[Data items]
· · · ·
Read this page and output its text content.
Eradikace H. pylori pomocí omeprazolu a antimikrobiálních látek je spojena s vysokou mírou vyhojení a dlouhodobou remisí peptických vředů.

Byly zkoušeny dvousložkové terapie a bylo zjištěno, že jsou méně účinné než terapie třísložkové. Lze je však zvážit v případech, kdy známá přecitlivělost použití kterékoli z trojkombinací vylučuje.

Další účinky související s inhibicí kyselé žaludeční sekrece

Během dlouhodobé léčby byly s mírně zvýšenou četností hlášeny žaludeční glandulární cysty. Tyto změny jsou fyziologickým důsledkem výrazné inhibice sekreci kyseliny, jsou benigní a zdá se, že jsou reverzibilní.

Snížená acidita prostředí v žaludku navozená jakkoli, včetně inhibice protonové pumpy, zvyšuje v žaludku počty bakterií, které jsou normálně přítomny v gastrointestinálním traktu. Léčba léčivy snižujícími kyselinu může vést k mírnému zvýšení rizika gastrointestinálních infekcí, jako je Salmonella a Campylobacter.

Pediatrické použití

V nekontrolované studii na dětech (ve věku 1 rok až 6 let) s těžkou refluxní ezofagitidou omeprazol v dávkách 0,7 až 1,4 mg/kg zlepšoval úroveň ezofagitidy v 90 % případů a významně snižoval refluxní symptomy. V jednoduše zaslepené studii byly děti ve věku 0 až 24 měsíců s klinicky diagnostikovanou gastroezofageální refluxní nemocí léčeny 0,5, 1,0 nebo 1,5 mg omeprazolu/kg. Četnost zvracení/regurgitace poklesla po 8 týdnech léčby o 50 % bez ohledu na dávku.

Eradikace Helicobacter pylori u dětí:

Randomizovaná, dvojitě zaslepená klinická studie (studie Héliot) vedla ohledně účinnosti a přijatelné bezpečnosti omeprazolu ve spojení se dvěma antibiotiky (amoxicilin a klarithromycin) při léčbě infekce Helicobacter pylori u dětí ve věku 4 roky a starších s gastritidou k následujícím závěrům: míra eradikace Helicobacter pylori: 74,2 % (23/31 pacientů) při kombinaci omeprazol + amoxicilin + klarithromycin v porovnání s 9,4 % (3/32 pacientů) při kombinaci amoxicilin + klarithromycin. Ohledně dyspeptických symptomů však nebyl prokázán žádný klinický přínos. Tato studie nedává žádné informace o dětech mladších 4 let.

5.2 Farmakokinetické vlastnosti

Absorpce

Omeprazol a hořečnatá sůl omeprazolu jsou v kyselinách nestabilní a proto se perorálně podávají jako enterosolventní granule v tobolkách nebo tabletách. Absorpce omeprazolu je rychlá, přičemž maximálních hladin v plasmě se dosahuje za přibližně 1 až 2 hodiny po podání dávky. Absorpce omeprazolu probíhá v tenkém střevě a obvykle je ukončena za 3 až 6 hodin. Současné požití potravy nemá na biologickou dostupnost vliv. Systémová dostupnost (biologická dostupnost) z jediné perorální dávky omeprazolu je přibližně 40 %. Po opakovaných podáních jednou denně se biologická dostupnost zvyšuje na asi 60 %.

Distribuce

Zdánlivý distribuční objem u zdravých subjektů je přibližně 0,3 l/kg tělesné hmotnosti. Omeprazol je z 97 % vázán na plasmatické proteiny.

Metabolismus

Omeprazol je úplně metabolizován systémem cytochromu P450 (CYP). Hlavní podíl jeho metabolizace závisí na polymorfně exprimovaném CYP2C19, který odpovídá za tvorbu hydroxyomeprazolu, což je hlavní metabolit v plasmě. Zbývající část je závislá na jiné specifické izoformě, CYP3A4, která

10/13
· · · ·
*WHAT THIS TASK INVOLVES*:
Print all the data above word for word.

*EXERCISE ANSWER*:
Read this page and output its text content.
Eradikace H. pylori pomocí omeprazolu a antimikrobiálních látek je spojena s vysokou mírou vyhojení a dlouhodobou remisí peptických vředů.

Byly zkoušeny dvousložkové terapie a bylo zjištěno, že jsou méně účinné než terapie třísložkové. Lze je však zvážit v případech, kdy známá přecitlivělost použití kterékoli z trojkombinací vylučuje.

Další účinky související s inhibicí kyselé žaludeční sekrece

Během dlouhodobé léčby byly s mírně zvýšenou četností hlášeny žaludeční glandulární cysty. Tyto změny jsou fyziologickým důsledkem výrazné inhibice sekreci kyseliny, jsou benigní a zdá se, že jsou reverzibilní.

Snížená acidita prostředí v žaludku navozená jakkoli, včetně inhibice protonové pumpy, zvyšuje v žaludku počty bakterií, které jsou normálně přítomny v gastrointestinálním traktu. Léčba léčivy snižujícími kyselinu může vést k mírnému zvýšení rizika gastrointestinálních infekcí, jako je Salmonella a Campylobacter.

Pediatrické použití

V nekontrolované studii na dětech (ve věku 1 rok až 6 let) s těžkou refluxní ezofagitidou omeprazol v dávkách 0,7 až 1,4 mg/kg zlepšoval úroveň ezofagitidy v 90 % případů a významně snižoval refluxní symptomy. V jednoduše zaslepené studii byly děti ve věku 0 až 24 měsíců s klinicky diagnostikovanou gastroezofageální refluxní nemocí léčeny 0,5, 1,0 nebo 1,5 mg omeprazolu/kg. Četnost zvracení/regurgitace poklesla po 8 týdnech léčby o 50 % bez ohledu na dávku.

Eradikace Helicobacter pylori u dětí:

Randomizovaná, dvojitě zaslepená klinická studie (studie Héliot) vedla ohledně účinnosti a přijatelné bezpečnosti omeprazolu ve spojení se dvěma antibiotiky (amoxicilin a klarithromycin) při léčbě infekce Helicobacter pylori u dětí ve věku 4 roky a starších s gastritidou k následujícím závěrům: míra eradikace Helicobacter pylori: 74,2 % (23/31 pacientů) při kombinaci omeprazol + amoxicilin + klarithromycin v porovnání s 9,4 % (3/32 pacientů) při kombinaci amoxicilin + klarithromycin. Ohledně dyspeptických symptomů však nebyl prokázán žádný klinický přínos. Tato studie nedává žádné informace o dětech mladších 4 let.

5.2 Farmakokinetické vlastnosti

Absorpce

Omeprazol a hořečnatá sůl omeprazolu jsou v kyselinách nestabilní a proto se perorálně podávají jako enterosolventní granule v tobolkách nebo tabletách. Absorpce omeprazolu je rychlá, přičemž maximálních hladin v plasmě se dosahuje za přibližně 1 až 2 hodiny po podání dávky. Absorpce omeprazolu probíhá v tenkém střevě a obvykle je ukončena za 3 až 6 hodin. Současné požití potravy nemá na biologickou dostupnost vliv. Systémová dostupnost (biologická dostupnost) z jediné perorální dávky omeprazolu je přibližně 40 %. Po opakovaných podáních jednou denně se biologická dostupnost zvyšuje na asi 60 %.

Distribuce

Zdánlivý distribuční objem u zdravých subjektů je přibližně 0,3 l/kg tělesné hmotnosti. Omeprazol je z 97 % vázán na plasmatické proteiny.

Metabolismus

Omeprazol je úplně metabolizován systémem cytochromu P450 (CYP). Hlavní podíl jeho metabolizace závisí na polymorfně exprimovaném CYP2C19, který odpovídá za tvorbu hydroxyomeprazolu, což je hlavní metabolit v plasmě. Zbývající část je závislá na jiné specifické izoformě, CYP3A4, která

10/13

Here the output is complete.